* **The problem**
The data below should be restated word for word, with every picture omitted.

* **Stored rows**
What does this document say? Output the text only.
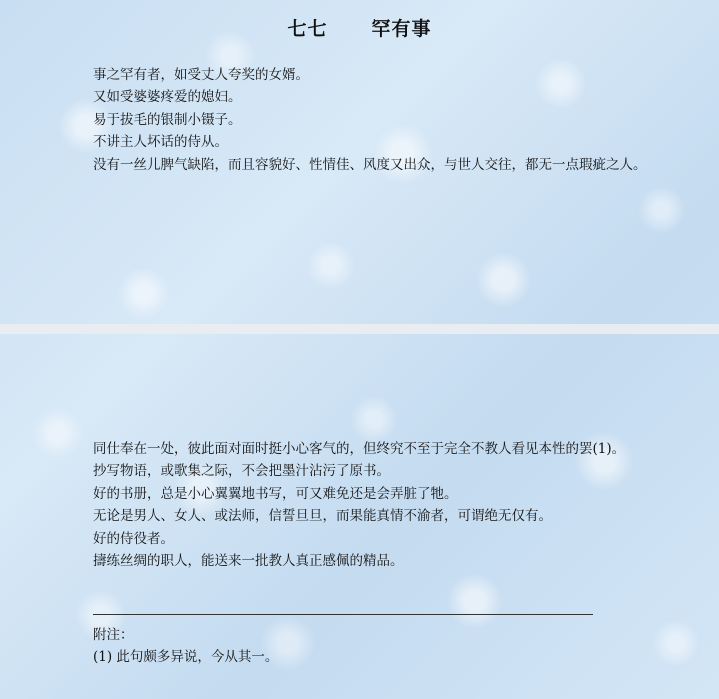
七七 罕有事

事之罕有者，如受丈人夸奖的女婿。

又如受婆婆疼爱的媳妇。

易于拔毛的银制小镊子。

不讲主人坏话的侍从。

没有一丝儿脾气缺陷，而且容貌好、性情佳、风度又出众，与世人交往，都无一点瑕疵之人。

同仕奉在一处，彼此面对面时挺小心客气的，但终究不至于完全不教人看见本性的罢(1)。

抄写物语，或歌集之际，不会把墨汁沾污了原书。

好的书册，总是小心翼翼地书写，可又难免还是会弄脏了牠。

无论是男人、女人、或法师，信誓旦旦，而果能真情不渝者，可谓绝无仅有。

好的侍役者。

擣练丝绸的职人，能送来一批教人真正感佩的精品。

附注：

(1) 此句颇多异说，今从其一。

* **Solved exercise**
What does this document say? Output the text only.
七七 罕有事

事之罕有者，如受丈人夸奖的女婿。

又如受婆婆疼爱的媳妇。

易于拔毛的银制小镊子。

不讲主人坏话的侍从。

没有一丝儿脾气缺陷，而且容貌好、性情佳、风度又出众，与世人交往，都无一点瑕疵之人。

同仕奉在一处，彼此面对面时挺小心客气的，但终究不至于完全不教人看见本性的罢(1)。

抄写物语，或歌集之际，不会把墨汁沾污了原书。

好的书册，总是小心翼翼地书写，可又难免还是会弄脏了牠。

无论是男人、女人、或法师，信誓旦旦，而果能真情不渝者，可谓绝无仅有。

好的侍役者。

擣练丝绸的职人，能送来一批教人真正感佩的精品。

附注：

(1) 此句颇多异说，今从其一。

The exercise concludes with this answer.